▸ EXERCISE: From the listing below, pull out all lines with "ante" in them.

[Recorded data]
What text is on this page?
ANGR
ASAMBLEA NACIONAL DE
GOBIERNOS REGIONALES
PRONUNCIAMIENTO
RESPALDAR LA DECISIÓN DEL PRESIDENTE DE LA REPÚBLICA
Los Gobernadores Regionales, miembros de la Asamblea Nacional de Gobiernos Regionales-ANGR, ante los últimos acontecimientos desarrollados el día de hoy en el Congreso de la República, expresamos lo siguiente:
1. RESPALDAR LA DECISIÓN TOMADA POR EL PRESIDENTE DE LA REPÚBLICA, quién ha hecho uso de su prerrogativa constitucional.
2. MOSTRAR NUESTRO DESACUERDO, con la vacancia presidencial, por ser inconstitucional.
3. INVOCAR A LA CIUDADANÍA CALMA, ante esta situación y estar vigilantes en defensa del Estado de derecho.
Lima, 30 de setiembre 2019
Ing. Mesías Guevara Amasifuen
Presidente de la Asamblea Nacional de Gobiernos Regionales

▸ WRITTEN RESPONSE:
Los Gobernadores Regionales, miembros de la Asamblea Nacional de Gobiernos Regionales-ANGR, ante los últimos acontecimientos desarrollados el día de hoy en el Congreso de la República, expresamos lo siguiente:
3. INVOCAR A LA CIUDADANÍA CALMA, ante esta situación y estar vigilantes en defensa del Estado de derecho.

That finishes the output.